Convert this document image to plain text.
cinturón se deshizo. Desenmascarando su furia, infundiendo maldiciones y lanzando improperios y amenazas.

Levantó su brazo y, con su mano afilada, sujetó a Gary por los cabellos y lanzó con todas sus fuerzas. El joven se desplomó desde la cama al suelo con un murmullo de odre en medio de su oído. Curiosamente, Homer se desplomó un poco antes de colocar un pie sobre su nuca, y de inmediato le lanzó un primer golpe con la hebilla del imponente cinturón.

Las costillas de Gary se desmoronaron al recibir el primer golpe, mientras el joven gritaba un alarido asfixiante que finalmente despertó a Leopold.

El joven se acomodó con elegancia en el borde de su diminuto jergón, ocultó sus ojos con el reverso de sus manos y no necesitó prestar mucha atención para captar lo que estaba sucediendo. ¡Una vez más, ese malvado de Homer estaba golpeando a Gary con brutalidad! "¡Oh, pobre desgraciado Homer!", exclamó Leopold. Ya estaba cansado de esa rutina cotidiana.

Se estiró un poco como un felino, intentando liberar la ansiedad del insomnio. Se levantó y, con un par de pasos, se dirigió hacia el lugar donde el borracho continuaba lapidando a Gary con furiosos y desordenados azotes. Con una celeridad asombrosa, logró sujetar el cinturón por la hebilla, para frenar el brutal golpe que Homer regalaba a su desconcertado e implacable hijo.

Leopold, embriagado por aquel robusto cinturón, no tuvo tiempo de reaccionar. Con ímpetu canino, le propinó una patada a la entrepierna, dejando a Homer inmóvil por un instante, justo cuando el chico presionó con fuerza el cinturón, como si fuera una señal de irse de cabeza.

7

━━━━━━━━

Give only the number of lines in the preceding material that contain the string "Leopold".

Complete answer: 3